## TASK GOAL
Copy all the entries word for word, but omit the pictures.

▼

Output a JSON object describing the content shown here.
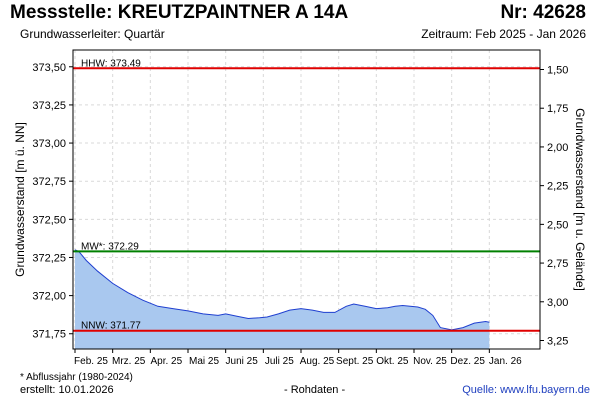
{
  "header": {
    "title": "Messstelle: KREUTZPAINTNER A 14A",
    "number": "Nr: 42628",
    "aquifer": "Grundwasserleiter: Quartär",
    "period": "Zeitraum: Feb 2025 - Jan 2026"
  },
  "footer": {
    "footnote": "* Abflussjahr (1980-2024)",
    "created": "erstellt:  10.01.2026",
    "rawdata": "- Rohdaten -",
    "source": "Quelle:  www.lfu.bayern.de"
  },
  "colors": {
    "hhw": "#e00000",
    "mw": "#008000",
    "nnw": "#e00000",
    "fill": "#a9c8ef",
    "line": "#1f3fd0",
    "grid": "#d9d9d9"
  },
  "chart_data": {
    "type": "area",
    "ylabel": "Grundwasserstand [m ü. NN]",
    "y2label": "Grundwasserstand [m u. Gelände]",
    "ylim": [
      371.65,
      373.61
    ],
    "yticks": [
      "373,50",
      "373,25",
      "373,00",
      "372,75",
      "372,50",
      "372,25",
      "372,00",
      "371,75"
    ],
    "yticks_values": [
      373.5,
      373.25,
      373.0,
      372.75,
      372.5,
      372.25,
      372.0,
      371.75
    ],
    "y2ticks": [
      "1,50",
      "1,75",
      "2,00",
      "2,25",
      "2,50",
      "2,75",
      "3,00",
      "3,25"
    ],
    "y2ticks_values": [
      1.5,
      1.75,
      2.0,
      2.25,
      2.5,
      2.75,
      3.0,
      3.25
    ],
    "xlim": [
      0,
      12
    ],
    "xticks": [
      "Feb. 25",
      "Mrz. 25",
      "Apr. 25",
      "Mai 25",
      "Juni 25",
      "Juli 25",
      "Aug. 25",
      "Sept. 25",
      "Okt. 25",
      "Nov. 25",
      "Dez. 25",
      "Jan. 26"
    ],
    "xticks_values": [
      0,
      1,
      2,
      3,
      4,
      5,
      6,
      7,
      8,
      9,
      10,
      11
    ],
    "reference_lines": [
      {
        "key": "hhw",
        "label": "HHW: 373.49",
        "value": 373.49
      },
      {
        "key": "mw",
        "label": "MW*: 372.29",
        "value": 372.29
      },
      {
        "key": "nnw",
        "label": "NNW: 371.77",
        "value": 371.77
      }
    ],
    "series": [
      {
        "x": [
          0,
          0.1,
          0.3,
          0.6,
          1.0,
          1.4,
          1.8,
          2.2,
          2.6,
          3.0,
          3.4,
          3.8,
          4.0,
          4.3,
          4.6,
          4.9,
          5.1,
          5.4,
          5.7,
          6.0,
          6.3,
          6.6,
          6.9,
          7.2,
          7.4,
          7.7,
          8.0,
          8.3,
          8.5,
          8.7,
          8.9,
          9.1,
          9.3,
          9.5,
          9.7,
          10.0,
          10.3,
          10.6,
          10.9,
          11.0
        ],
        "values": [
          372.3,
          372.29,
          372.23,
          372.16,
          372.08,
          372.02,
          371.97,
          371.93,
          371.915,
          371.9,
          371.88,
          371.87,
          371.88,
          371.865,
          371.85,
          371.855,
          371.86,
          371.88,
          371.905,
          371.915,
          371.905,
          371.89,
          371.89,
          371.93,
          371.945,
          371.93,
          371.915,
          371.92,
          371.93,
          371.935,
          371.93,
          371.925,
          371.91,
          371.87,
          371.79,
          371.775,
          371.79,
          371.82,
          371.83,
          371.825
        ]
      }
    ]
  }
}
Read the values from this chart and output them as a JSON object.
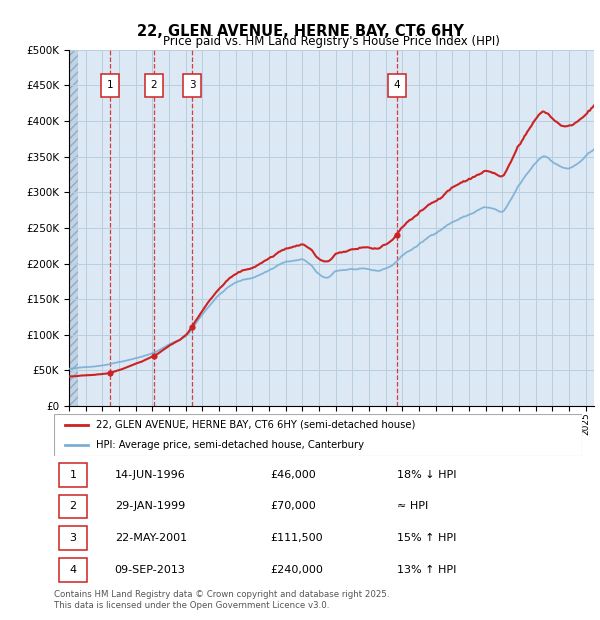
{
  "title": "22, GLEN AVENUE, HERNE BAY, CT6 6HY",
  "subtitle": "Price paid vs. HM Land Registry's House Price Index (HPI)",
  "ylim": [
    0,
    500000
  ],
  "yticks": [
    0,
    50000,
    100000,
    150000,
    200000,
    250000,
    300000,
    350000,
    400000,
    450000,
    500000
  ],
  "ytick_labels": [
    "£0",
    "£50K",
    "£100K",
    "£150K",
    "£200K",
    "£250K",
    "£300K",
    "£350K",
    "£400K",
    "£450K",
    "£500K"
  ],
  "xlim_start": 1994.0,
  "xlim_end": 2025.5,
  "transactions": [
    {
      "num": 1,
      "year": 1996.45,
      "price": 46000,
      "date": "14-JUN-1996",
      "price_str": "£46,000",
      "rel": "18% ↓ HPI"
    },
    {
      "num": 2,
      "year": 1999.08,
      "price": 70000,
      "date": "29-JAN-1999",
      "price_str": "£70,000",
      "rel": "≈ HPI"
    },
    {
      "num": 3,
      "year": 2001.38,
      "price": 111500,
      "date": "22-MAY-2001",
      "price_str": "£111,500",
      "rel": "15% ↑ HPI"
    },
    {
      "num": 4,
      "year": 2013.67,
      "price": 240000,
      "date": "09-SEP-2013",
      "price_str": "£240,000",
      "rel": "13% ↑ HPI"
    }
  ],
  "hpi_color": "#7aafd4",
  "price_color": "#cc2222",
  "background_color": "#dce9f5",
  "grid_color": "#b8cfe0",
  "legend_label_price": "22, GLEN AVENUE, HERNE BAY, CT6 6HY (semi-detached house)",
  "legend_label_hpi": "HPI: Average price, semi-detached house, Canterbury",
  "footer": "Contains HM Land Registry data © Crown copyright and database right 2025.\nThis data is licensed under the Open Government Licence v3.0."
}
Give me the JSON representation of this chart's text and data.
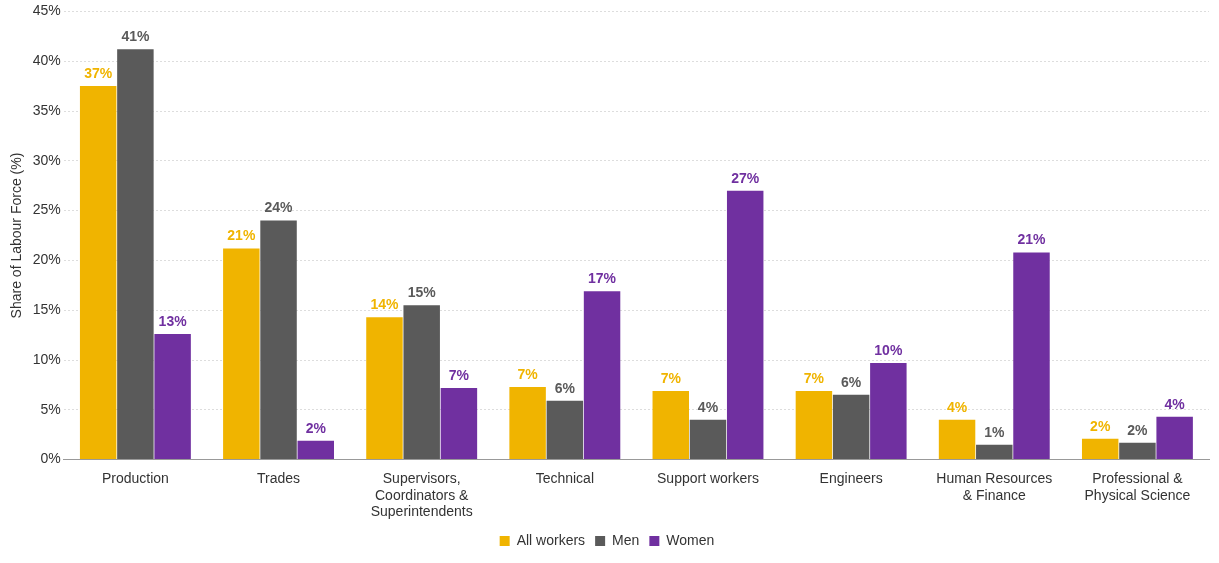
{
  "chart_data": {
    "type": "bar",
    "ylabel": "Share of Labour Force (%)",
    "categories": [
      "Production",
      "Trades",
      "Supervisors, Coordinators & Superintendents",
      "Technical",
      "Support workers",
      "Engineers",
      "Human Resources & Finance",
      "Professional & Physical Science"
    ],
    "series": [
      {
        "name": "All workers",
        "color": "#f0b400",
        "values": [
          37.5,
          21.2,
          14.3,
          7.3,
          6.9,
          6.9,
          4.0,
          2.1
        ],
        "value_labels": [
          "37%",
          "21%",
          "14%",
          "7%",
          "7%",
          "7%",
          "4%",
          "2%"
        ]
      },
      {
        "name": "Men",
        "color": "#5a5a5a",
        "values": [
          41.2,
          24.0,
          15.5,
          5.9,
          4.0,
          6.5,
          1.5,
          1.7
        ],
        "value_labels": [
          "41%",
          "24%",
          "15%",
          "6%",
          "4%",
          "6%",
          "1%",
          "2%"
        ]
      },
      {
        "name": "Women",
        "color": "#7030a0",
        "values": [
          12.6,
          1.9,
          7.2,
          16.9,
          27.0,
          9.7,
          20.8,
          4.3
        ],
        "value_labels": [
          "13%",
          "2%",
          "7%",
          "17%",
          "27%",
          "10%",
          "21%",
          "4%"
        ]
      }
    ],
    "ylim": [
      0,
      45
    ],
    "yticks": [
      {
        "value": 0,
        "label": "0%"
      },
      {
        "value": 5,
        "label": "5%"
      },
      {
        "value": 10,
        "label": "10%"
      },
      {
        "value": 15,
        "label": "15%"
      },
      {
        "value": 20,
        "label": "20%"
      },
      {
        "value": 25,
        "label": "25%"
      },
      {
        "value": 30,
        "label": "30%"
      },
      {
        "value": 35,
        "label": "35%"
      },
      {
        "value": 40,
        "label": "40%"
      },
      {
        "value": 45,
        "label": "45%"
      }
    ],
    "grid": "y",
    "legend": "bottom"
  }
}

▲

## FINISHED EXERCISE
Output a JSON object describing the content shown here.
{
  "header": {
    "title": "Messstelle: KREUTZPAINTNER A 14A",
    "number": "Nr: 42628",
    "aquifer": "Grundwasserleiter: Quartär",
    "period": "Zeitraum: Feb 2025 - Jan 2026"
  },
  "footer": {
    "footnote": "* Abflussjahr (1980-2024)",
    "created": "erstellt:  10.01.2026",
    "rawdata": "- Rohdaten -",
    "source": "Quelle:  www.lfu.bayern.de"
  },
  "colors": {
    "hhw": "#e00000",
    "mw": "#008000",
    "nnw": "#e00000",
    "fill": "#a9c8ef",
    "line": "#1f3fd0",
    "grid": "#d9d9d9"
  },
  "chart_data": {
    "type": "area",
    "ylabel": "Grundwasserstand [m ü. NN]",
    "y2label": "Grundwasserstand [m u. Gelände]",
    "ylim": [
      371.65,
      373.61
    ],
    "yticks": [
      "373,50",
      "373,25",
      "373,00",
      "372,75",
      "372,50",
      "372,25",
      "372,00",
      "371,75"
    ],
    "yticks_values": [
      373.5,
      373.25,
      373.0,
      372.75,
      372.5,
      372.25,
      372.0,
      371.75
    ],
    "y2ticks": [
      "1,50",
      "1,75",
      "2,00",
      "2,25",
      "2,50",
      "2,75",
      "3,00",
      "3,25"
    ],
    "y2ticks_values": [
      1.5,
      1.75,
      2.0,
      2.25,
      2.5,
      2.75,
      3.0,
      3.25
    ],
    "xlim": [
      0,
      12
    ],
    "xticks": [
      "Feb. 25",
      "Mrz. 25",
      "Apr. 25",
      "Mai 25",
      "Juni 25",
      "Juli 25",
      "Aug. 25",
      "Sept. 25",
      "Okt. 25",
      "Nov. 25",
      "Dez. 25",
      "Jan. 26"
    ],
    "xticks_values": [
      0,
      1,
      2,
      3,
      4,
      5,
      6,
      7,
      8,
      9,
      10,
      11
    ],
    "reference_lines": [
      {
        "key": "hhw",
        "label": "HHW: 373.49",
        "value": 373.49
      },
      {
        "key": "mw",
        "label": "MW*: 372.29",
        "value": 372.29
      },
      {
        "key": "nnw",
        "label": "NNW: 371.77",
        "value": 371.77
      }
    ],
    "series": [
      {
        "x": [
          0,
          0.1,
          0.3,
          0.6,
          1.0,
          1.4,
          1.8,
          2.2,
          2.6,
          3.0,
          3.4,
          3.8,
          4.0,
          4.3,
          4.6,
          4.9,
          5.1,
          5.4,
          5.7,
          6.0,
          6.3,
          6.6,
          6.9,
          7.2,
          7.4,
          7.7,
          8.0,
          8.3,
          8.5,
          8.7,
          8.9,
          9.1,
          9.3,
          9.5,
          9.7,
          10.0,
          10.3,
          10.6,
          10.9,
          11.0
        ],
        "values": [
          372.3,
          372.29,
          372.23,
          372.16,
          372.08,
          372.02,
          371.97,
          371.93,
          371.915,
          371.9,
          371.88,
          371.87,
          371.88,
          371.865,
          371.85,
          371.855,
          371.86,
          371.88,
          371.905,
          371.915,
          371.905,
          371.89,
          371.89,
          371.93,
          371.945,
          371.93,
          371.915,
          371.92,
          371.93,
          371.935,
          371.93,
          371.925,
          371.91,
          371.87,
          371.79,
          371.775,
          371.79,
          371.82,
          371.83,
          371.825
        ]
      }
    ]
  }
}
Read the values from this chart and output them as a JSON object.
{
  "title": "22, GLEN AVENUE, HERNE BAY, CT6 6HY",
  "subtitle": "Price paid vs. HM Land Registry's House Price Index (HPI)",
  "ylim": [
    0,
    500000
  ],
  "yticks": [
    0,
    50000,
    100000,
    150000,
    200000,
    250000,
    300000,
    350000,
    400000,
    450000,
    500000
  ],
  "ytick_labels": [
    "£0",
    "£50K",
    "£100K",
    "£150K",
    "£200K",
    "£250K",
    "£300K",
    "£350K",
    "£400K",
    "£450K",
    "£500K"
  ],
  "xlim_start": 1994.0,
  "xlim_end": 2025.5,
  "transactions": [
    {
      "num": 1,
      "year": 1996.45,
      "price": 46000,
      "date": "14-JUN-1996",
      "price_str": "£46,000",
      "rel": "18% ↓ HPI"
    },
    {
      "num": 2,
      "year": 1999.08,
      "price": 70000,
      "date": "29-JAN-1999",
      "price_str": "£70,000",
      "rel": "≈ HPI"
    },
    {
      "num": 3,
      "year": 2001.38,
      "price": 111500,
      "date": "22-MAY-2001",
      "price_str": "£111,500",
      "rel": "15% ↑ HPI"
    },
    {
      "num": 4,
      "year": 2013.67,
      "price": 240000,
      "date": "09-SEP-2013",
      "price_str": "£240,000",
      "rel": "13% ↑ HPI"
    }
  ],
  "hpi_color": "#7aafd4",
  "price_color": "#cc2222",
  "background_color": "#dce9f5",
  "grid_color": "#b8cfe0",
  "legend_label_price": "22, GLEN AVENUE, HERNE BAY, CT6 6HY (semi-detached house)",
  "legend_label_hpi": "HPI: Average price, semi-detached house, Canterbury",
  "footer": "Contains HM Land Registry data © Crown copyright and database right 2025.\nThis data is licensed under the Open Government Licence v3.0."
}
Give me the JSON representation of this chart's text and data.
{
  "chart_data": {
    "type": "bar",
    "ylabel": "Share of Labour Force (%)",
    "categories": [
      "Production",
      "Trades",
      "Supervisors, Coordinators & Superintendents",
      "Technical",
      "Support workers",
      "Engineers",
      "Human Resources & Finance",
      "Professional & Physical Science"
    ],
    "series": [
      {
        "name": "All workers",
        "color": "#f0b400",
        "values": [
          37.5,
          21.2,
          14.3,
          7.3,
          6.9,
          6.9,
          4.0,
          2.1
        ],
        "value_labels": [
          "37%",
          "21%",
          "14%",
          "7%",
          "7%",
          "7%",
          "4%",
          "2%"
        ]
      },
      {
        "name": "Men",
        "color": "#5a5a5a",
        "values": [
          41.2,
          24.0,
          15.5,
          5.9,
          4.0,
          6.5,
          1.5,
          1.7
        ],
        "value_labels": [
          "41%",
          "24%",
          "15%",
          "6%",
          "4%",
          "6%",
          "1%",
          "2%"
        ]
      },
      {
        "name": "Women",
        "color": "#7030a0",
        "values": [
          12.6,
          1.9,
          7.2,
          16.9,
          27.0,
          9.7,
          20.8,
          4.3
        ],
        "value_labels": [
          "13%",
          "2%",
          "7%",
          "17%",
          "27%",
          "10%",
          "21%",
          "4%"
        ]
      }
    ],
    "ylim": [
      0,
      45
    ],
    "yticks": [
      {
        "value": 0,
        "label": "0%"
      },
      {
        "value": 5,
        "label": "5%"
      },
      {
        "value": 10,
        "label": "10%"
      },
      {
        "value": 15,
        "label": "15%"
      },
      {
        "value": 20,
        "label": "20%"
      },
      {
        "value": 25,
        "label": "25%"
      },
      {
        "value": 30,
        "label": "30%"
      },
      {
        "value": 35,
        "label": "35%"
      },
      {
        "value": 40,
        "label": "40%"
      },
      {
        "value": 45,
        "label": "45%"
      }
    ],
    "grid": "y",
    "legend": "bottom"
  }
}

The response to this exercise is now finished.